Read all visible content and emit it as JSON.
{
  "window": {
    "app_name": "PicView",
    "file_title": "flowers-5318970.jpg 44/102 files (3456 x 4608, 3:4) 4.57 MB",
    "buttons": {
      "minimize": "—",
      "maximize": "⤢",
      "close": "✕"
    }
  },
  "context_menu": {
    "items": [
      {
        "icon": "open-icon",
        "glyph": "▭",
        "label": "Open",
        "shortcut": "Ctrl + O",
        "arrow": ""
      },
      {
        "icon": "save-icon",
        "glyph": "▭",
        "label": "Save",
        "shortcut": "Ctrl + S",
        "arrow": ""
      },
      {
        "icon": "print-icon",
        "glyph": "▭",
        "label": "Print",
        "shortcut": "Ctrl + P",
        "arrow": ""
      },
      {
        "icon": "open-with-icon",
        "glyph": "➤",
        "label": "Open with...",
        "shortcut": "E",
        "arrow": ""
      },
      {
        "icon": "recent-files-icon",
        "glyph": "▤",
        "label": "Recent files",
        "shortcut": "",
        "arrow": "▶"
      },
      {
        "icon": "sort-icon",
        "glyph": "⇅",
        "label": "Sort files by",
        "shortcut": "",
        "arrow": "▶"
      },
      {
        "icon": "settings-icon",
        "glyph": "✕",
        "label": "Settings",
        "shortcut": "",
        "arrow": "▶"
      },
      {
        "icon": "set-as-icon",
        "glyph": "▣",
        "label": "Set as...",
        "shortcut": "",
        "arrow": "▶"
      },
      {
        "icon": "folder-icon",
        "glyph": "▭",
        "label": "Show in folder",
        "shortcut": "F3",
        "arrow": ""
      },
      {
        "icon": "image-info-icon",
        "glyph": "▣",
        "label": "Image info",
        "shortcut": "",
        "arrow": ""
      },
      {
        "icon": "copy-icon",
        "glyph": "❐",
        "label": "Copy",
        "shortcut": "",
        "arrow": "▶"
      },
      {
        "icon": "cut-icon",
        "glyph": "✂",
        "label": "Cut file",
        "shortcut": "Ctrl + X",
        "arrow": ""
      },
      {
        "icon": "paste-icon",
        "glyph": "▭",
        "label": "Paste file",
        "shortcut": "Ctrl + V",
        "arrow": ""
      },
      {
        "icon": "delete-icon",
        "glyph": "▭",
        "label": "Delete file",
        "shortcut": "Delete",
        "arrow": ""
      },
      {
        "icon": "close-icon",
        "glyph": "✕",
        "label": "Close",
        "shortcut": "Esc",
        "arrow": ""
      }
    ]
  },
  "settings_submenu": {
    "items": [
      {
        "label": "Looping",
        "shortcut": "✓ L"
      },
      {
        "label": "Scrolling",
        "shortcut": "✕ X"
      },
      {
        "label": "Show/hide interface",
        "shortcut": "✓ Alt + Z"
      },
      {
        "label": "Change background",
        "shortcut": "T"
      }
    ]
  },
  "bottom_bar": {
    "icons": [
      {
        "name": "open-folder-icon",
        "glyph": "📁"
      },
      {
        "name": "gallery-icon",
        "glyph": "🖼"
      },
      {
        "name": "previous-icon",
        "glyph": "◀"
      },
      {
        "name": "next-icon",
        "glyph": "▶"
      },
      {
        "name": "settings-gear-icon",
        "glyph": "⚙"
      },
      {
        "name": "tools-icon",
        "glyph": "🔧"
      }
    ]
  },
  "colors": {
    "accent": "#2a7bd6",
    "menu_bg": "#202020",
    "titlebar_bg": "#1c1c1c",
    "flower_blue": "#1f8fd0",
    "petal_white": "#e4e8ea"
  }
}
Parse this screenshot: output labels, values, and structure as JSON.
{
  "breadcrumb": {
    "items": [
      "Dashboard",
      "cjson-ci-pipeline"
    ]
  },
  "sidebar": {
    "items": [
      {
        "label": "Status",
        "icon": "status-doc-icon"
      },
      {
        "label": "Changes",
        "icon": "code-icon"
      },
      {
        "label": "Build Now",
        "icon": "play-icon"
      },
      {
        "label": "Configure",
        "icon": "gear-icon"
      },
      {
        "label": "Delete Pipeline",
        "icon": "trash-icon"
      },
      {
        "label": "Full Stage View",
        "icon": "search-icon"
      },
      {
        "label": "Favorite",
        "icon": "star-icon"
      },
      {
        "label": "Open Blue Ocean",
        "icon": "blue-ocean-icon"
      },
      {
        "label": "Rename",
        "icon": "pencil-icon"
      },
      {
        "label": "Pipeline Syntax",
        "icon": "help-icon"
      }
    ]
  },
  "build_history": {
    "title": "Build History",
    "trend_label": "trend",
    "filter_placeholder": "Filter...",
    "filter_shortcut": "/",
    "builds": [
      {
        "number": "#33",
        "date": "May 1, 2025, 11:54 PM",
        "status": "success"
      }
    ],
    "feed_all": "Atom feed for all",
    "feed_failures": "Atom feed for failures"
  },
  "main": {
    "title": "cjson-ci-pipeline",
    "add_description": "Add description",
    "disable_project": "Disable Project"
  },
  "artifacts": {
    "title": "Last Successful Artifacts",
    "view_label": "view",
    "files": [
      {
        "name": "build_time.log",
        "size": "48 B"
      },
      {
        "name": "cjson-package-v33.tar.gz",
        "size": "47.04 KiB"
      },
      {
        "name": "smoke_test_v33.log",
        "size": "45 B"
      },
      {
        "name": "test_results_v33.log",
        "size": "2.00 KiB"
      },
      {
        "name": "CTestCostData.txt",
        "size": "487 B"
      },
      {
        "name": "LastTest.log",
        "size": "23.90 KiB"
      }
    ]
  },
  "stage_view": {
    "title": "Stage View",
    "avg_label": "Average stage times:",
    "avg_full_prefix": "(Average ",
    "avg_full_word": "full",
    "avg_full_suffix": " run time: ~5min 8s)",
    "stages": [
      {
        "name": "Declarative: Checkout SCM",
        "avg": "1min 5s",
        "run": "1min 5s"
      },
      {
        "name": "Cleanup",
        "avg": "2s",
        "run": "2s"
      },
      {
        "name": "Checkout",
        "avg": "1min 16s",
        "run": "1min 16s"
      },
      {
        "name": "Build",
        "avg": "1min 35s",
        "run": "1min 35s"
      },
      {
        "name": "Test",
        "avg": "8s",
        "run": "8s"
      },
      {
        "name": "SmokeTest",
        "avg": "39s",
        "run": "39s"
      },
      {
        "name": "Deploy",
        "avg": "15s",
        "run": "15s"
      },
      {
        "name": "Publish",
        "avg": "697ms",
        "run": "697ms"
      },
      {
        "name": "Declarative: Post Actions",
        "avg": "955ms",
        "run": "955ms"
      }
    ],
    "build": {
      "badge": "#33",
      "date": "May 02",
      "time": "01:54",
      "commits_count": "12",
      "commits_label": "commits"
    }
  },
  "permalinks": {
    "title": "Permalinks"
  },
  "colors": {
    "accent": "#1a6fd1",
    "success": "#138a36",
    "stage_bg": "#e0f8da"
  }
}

--------

# Stated goal:
Extract all the entries word for word.

# Reply to the task:
Read all visible content and emit it as JSON.
{
  "window": {
    "app_name": "PicView",
    "file_title": "flowers-5318970.jpg 44/102 files (3456 x 4608, 3:4) 4.57 MB",
    "buttons": {
      "minimize": "—",
      "maximize": "⤢",
      "close": "✕"
    }
  },
  "context_menu": {
    "items": [
      {
        "icon": "open-icon",
        "glyph": "▭",
        "label": "Open",
        "shortcut": "Ctrl + O",
        "arrow": ""
      },
      {
        "icon": "save-icon",
        "glyph": "▭",
        "label": "Save",
        "shortcut": "Ctrl + S",
        "arrow": ""
      },
      {
        "icon": "print-icon",
        "glyph": "▭",
        "label": "Print",
        "shortcut": "Ctrl + P",
        "arrow": ""
      },
      {
        "icon": "open-with-icon",
        "glyph": "➤",
        "label": "Open with...",
        "shortcut": "E",
        "arrow": ""
      },
      {
        "icon": "recent-files-icon",
        "glyph": "▤",
        "label": "Recent files",
        "shortcut": "",
        "arrow": "▶"
      },
      {
        "icon": "sort-icon",
        "glyph": "⇅",
        "label": "Sort files by",
        "shortcut": "",
        "arrow": "▶"
      },
      {
        "icon": "settings-icon",
        "glyph": "✕",
        "label": "Settings",
        "shortcut": "",
        "arrow": "▶"
      },
      {
        "icon": "set-as-icon",
        "glyph": "▣",
        "label": "Set as...",
        "shortcut": "",
        "arrow": "▶"
      },
      {
        "icon": "folder-icon",
        "glyph": "▭",
        "label": "Show in folder",
        "shortcut": "F3",
        "arrow": ""
      },
      {
        "icon": "image-info-icon",
        "glyph": "▣",
        "label": "Image info",
        "shortcut": "",
        "arrow": ""
      },
      {
        "icon": "copy-icon",
        "glyph": "❐",
        "label": "Copy",
        "shortcut": "",
        "arrow": "▶"
      },
      {
        "icon": "cut-icon",
        "glyph": "✂",
        "label": "Cut file",
        "shortcut": "Ctrl + X",
        "arrow": ""
      },
      {
        "icon": "paste-icon",
        "glyph": "▭",
        "label": "Paste file",
        "shortcut": "Ctrl + V",
        "arrow": ""
      },
      {
        "icon": "delete-icon",
        "glyph": "▭",
        "label": "Delete file",
        "shortcut": "Delete",
        "arrow": ""
      },
      {
        "icon": "close-icon",
        "glyph": "✕",
        "label": "Close",
        "shortcut": "Esc",
        "arrow": ""
      }
    ]
  },
  "settings_submenu": {
    "items": [
      {
        "label": "Looping",
        "shortcut": "✓ L"
      },
      {
        "label": "Scrolling",
        "shortcut": "✕ X"
      },
      {
        "label": "Show/hide interface",
        "shortcut": "✓ Alt + Z"
      },
      {
        "label": "Change background",
        "shortcut": "T"
      }
    ]
  },
  "bottom_bar": {
    "icons": [
      {
        "name": "open-folder-icon",
        "glyph": "📁"
      },
      {
        "name": "gallery-icon",
        "glyph": "🖼"
      },
      {
        "name": "previous-icon",
        "glyph": "◀"
      },
      {
        "name": "next-icon",
        "glyph": "▶"
      },
      {
        "name": "settings-gear-icon",
        "glyph": "⚙"
      },
      {
        "name": "tools-icon",
        "glyph": "🔧"
      }
    ]
  },
  "colors": {
    "accent": "#2a7bd6",
    "menu_bg": "#202020",
    "titlebar_bg": "#1c1c1c",
    "flower_blue": "#1f8fd0",
    "petal_white": "#e4e8ea"
  }
}
Parse this screenshot: output labels, values, and structure as JSON.
{
  "breadcrumb": {
    "items": [
      "Dashboard",
      "cjson-ci-pipeline"
    ]
  },
  "sidebar": {
    "items": [
      {
        "label": "Status",
        "icon": "status-doc-icon"
      },
      {
        "label": "Changes",
        "icon": "code-icon"
      },
      {
        "label": "Build Now",
        "icon": "play-icon"
      },
      {
        "label": "Configure",
        "icon": "gear-icon"
      },
      {
        "label": "Delete Pipeline",
        "icon": "trash-icon"
      },
      {
        "label": "Full Stage View",
        "icon": "search-icon"
      },
      {
        "label": "Favorite",
        "icon": "star-icon"
      },
      {
        "label": "Open Blue Ocean",
        "icon": "blue-ocean-icon"
      },
      {
        "label": "Rename",
        "icon": "pencil-icon"
      },
      {
        "label": "Pipeline Syntax",
        "icon": "help-icon"
      }
    ]
  },
  "build_history": {
    "title": "Build History",
    "trend_label": "trend",
    "filter_placeholder": "Filter...",
    "filter_shortcut": "/",
    "builds": [
      {
        "number": "#33",
        "date": "May 1, 2025, 11:54 PM",
        "status": "success"
      }
    ],
    "feed_all": "Atom feed for all",
    "feed_failures": "Atom feed for failures"
  },
  "main": {
    "title": "cjson-ci-pipeline",
    "add_description": "Add description",
    "disable_project": "Disable Project"
  },
  "artifacts": {
    "title": "Last Successful Artifacts",
    "view_label": "view",
    "files": [
      {
        "name": "build_time.log",
        "size": "48 B"
      },
      {
        "name": "cjson-package-v33.tar.gz",
        "size": "47.04 KiB"
      },
      {
        "name": "smoke_test_v33.log",
        "size": "45 B"
      },
      {
        "name": "test_results_v33.log",
        "size": "2.00 KiB"
      },
      {
        "name": "CTestCostData.txt",
        "size": "487 B"
      },
      {
        "name": "LastTest.log",
        "size": "23.90 KiB"
      }
    ]
  },
  "stage_view": {
    "title": "Stage View",
    "avg_label": "Average stage times:",
    "avg_full_prefix": "(Average ",
    "avg_full_word": "full",
    "avg_full_suffix": " run time: ~5min 8s)",
    "stages": [
      {
        "name": "Declarative: Checkout SCM",
        "avg": "1min 5s",
        "run": "1min 5s"
      },
      {
        "name": "Cleanup",
        "avg": "2s",
        "run": "2s"
      },
      {
        "name": "Checkout",
        "avg": "1min 16s",
        "run": "1min 16s"
      },
      {
        "name": "Build",
        "avg": "1min 35s",
        "run": "1min 35s"
      },
      {
        "name": "Test",
        "avg": "8s",
        "run": "8s"
      },
      {
        "name": "SmokeTest",
        "avg": "39s",
        "run": "39s"
      },
      {
        "name": "Deploy",
        "avg": "15s",
        "run": "15s"
      },
      {
        "name": "Publish",
        "avg": "697ms",
        "run": "697ms"
      },
      {
        "name": "Declarative: Post Actions",
        "avg": "955ms",
        "run": "955ms"
      }
    ],
    "build": {
      "badge": "#33",
      "date": "May 02",
      "time": "01:54",
      "commits_count": "12",
      "commits_label": "commits"
    }
  },
  "permalinks": {
    "title": "Permalinks"
  },
  "colors": {
    "accent": "#1a6fd1",
    "success": "#138a36",
    "stage_bg": "#e0f8da"
  }
}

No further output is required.